_Data listing_
######

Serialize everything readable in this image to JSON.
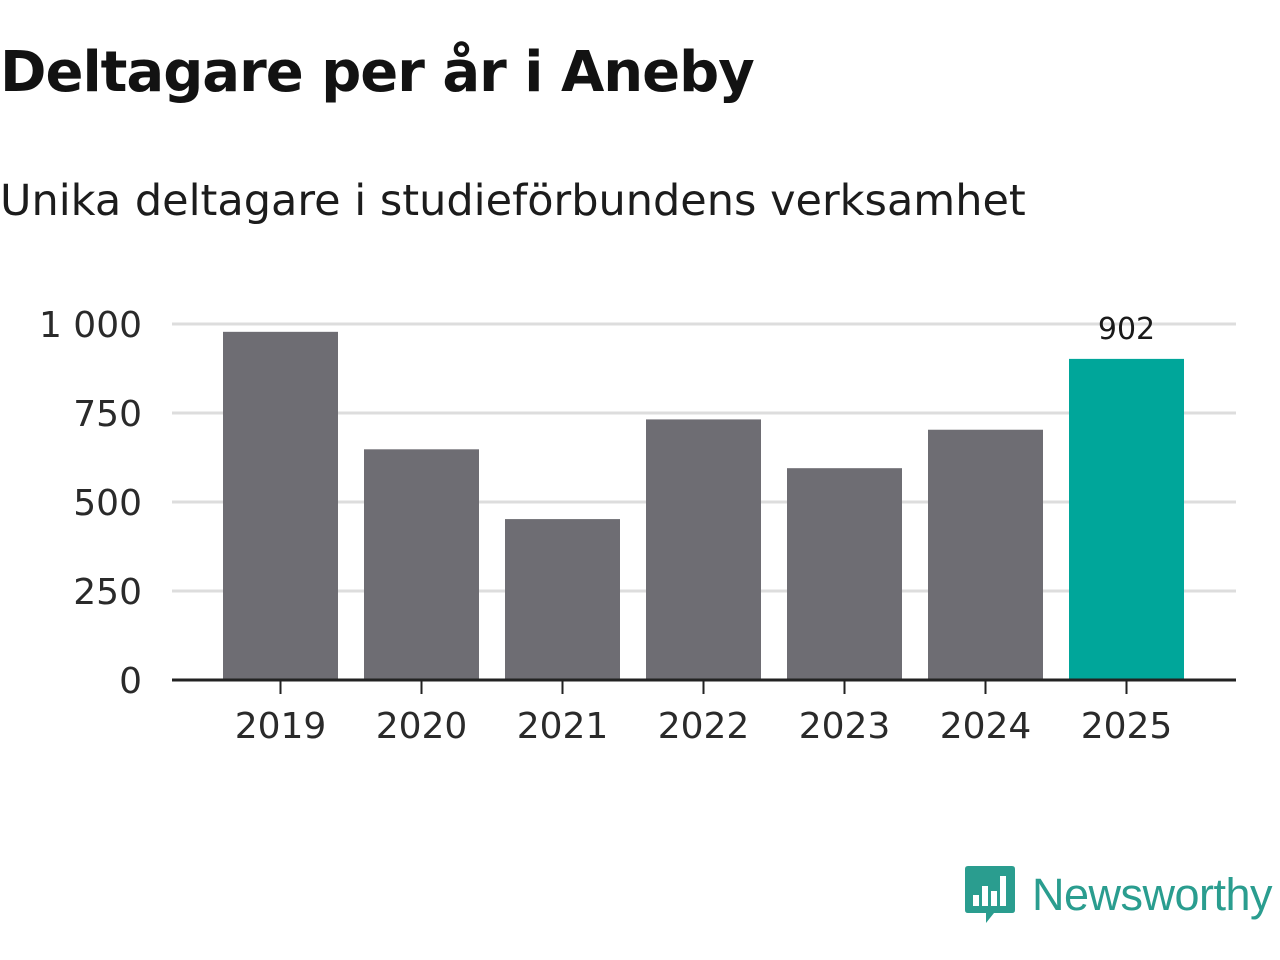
{
  "title": "Deltagare per år i Aneby",
  "subtitle": "Unika deltagare i studieförbundens verksamhet",
  "brand": {
    "name": "Newsworthy",
    "icon": "newsworthy-logo-icon",
    "color": "#2a9d8f"
  },
  "colors": {
    "bar": "#6e6d73",
    "highlight": "#00a69a",
    "grid": "#dddddd",
    "axis": "#222222"
  },
  "chart_data": {
    "type": "bar",
    "categories": [
      "2019",
      "2020",
      "2021",
      "2022",
      "2023",
      "2024",
      "2025"
    ],
    "values": [
      978,
      648,
      452,
      732,
      595,
      703,
      902
    ],
    "highlight_index": 6,
    "data_labels": [
      null,
      null,
      null,
      null,
      null,
      null,
      "902"
    ],
    "yticks": [
      0,
      250,
      500,
      750,
      1000
    ],
    "ytick_labels": [
      "0",
      "250",
      "500",
      "750",
      "1 000"
    ],
    "ylim": [
      0,
      1000
    ],
    "xlabel": "",
    "ylabel": "",
    "grid": true,
    "legend": "none"
  }
}
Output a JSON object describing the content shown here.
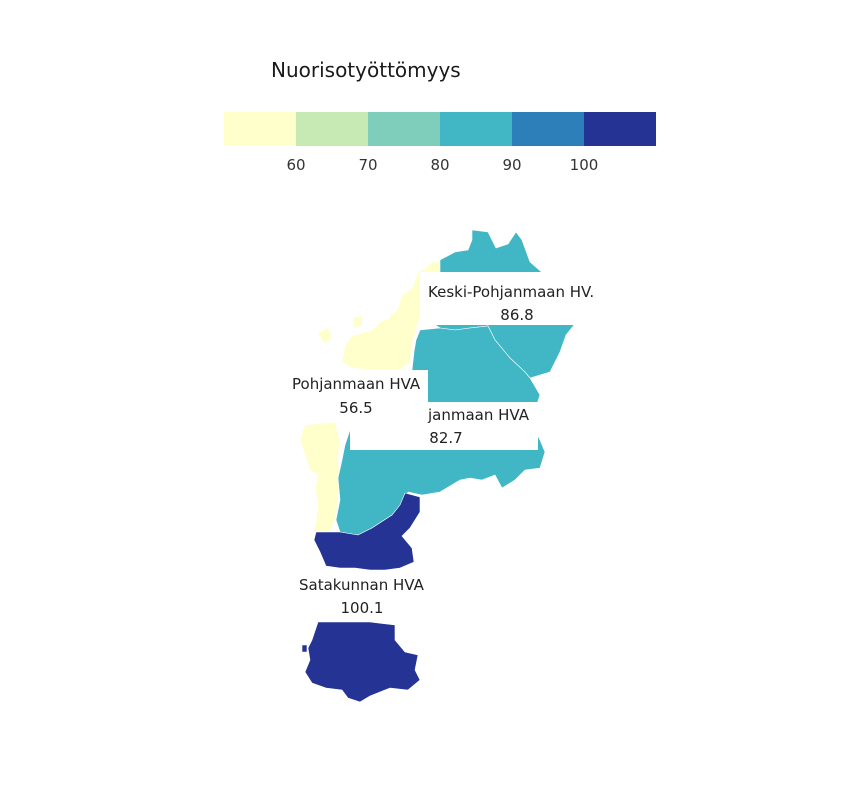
{
  "legend": {
    "title": "Nuorisotyöttömyys",
    "bins": [
      {
        "color": "#ffffcc"
      },
      {
        "color": "#c7e9b4"
      },
      {
        "color": "#7fcdbb"
      },
      {
        "color": "#41b6c4"
      },
      {
        "color": "#2c7fb8"
      },
      {
        "color": "#253494"
      }
    ],
    "ticks": [
      "60",
      "70",
      "80",
      "90",
      "100"
    ]
  },
  "regions": [
    {
      "id": "keski-pohjanmaa",
      "name": "Keski-Pohjanmaan HVA",
      "value": "86.8",
      "color": "#41b6c4"
    },
    {
      "id": "etela-pohjanmaa",
      "name": "Etelä-Pohjanmaan HVA",
      "value": "82.7",
      "color": "#41b6c4"
    },
    {
      "id": "pohjanmaa",
      "name": "Pohjanmaan HVA",
      "value": "56.5",
      "color": "#ffffcc"
    },
    {
      "id": "satakunta",
      "name": "Satakunnan HVA",
      "value": "100.1",
      "color": "#253494"
    }
  ],
  "labels": {
    "keski": {
      "name": "Keski-Pohjanmaan HV.",
      "value": "86.8"
    },
    "etela": {
      "name": "janmaan HVA",
      "value": "82.7"
    },
    "pohjanmaa": {
      "name": "Pohjanmaan HVA",
      "value": "56.5"
    },
    "satakunta": {
      "name": "Satakunnan HVA",
      "value": "100.1"
    }
  }
}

######

_Required task_
Omitting all images, print the listing exactly.

_Result of the task_
Serialize everything readable in this image to JSON.
{
  "title": "Deltagare per år i Aneby",
  "subtitle": "Unika deltagare i studieförbundens verksamhet",
  "brand": {
    "name": "Newsworthy",
    "icon": "newsworthy-logo-icon",
    "color": "#2a9d8f"
  },
  "colors": {
    "bar": "#6e6d73",
    "highlight": "#00a69a",
    "grid": "#dddddd",
    "axis": "#222222"
  },
  "chart_data": {
    "type": "bar",
    "categories": [
      "2019",
      "2020",
      "2021",
      "2022",
      "2023",
      "2024",
      "2025"
    ],
    "values": [
      978,
      648,
      452,
      732,
      595,
      703,
      902
    ],
    "highlight_index": 6,
    "data_labels": [
      null,
      null,
      null,
      null,
      null,
      null,
      "902"
    ],
    "yticks": [
      0,
      250,
      500,
      750,
      1000
    ],
    "ytick_labels": [
      "0",
      "250",
      "500",
      "750",
      "1 000"
    ],
    "ylim": [
      0,
      1000
    ],
    "xlabel": "",
    "ylabel": "",
    "grid": true,
    "legend": "none"
  }
}
Output a JSON object describing the content shown here.
{
  "legend": {
    "title": "Nuorisotyöttömyys",
    "bins": [
      {
        "color": "#ffffcc"
      },
      {
        "color": "#c7e9b4"
      },
      {
        "color": "#7fcdbb"
      },
      {
        "color": "#41b6c4"
      },
      {
        "color": "#2c7fb8"
      },
      {
        "color": "#253494"
      }
    ],
    "ticks": [
      "60",
      "70",
      "80",
      "90",
      "100"
    ]
  },
  "regions": [
    {
      "id": "keski-pohjanmaa",
      "name": "Keski-Pohjanmaan HVA",
      "value": "86.8",
      "color": "#41b6c4"
    },
    {
      "id": "etela-pohjanmaa",
      "name": "Etelä-Pohjanmaan HVA",
      "value": "82.7",
      "color": "#41b6c4"
    },
    {
      "id": "pohjanmaa",
      "name": "Pohjanmaan HVA",
      "value": "56.5",
      "color": "#ffffcc"
    },
    {
      "id": "satakunta",
      "name": "Satakunnan HVA",
      "value": "100.1",
      "color": "#253494"
    }
  ],
  "labels": {
    "keski": {
      "name": "Keski-Pohjanmaan HV.",
      "value": "86.8"
    },
    "etela": {
      "name": "janmaan HVA",
      "value": "82.7"
    },
    "pohjanmaa": {
      "name": "Pohjanmaan HVA",
      "value": "56.5"
    },
    "satakunta": {
      "name": "Satakunnan HVA",
      "value": "100.1"
    }
  }
}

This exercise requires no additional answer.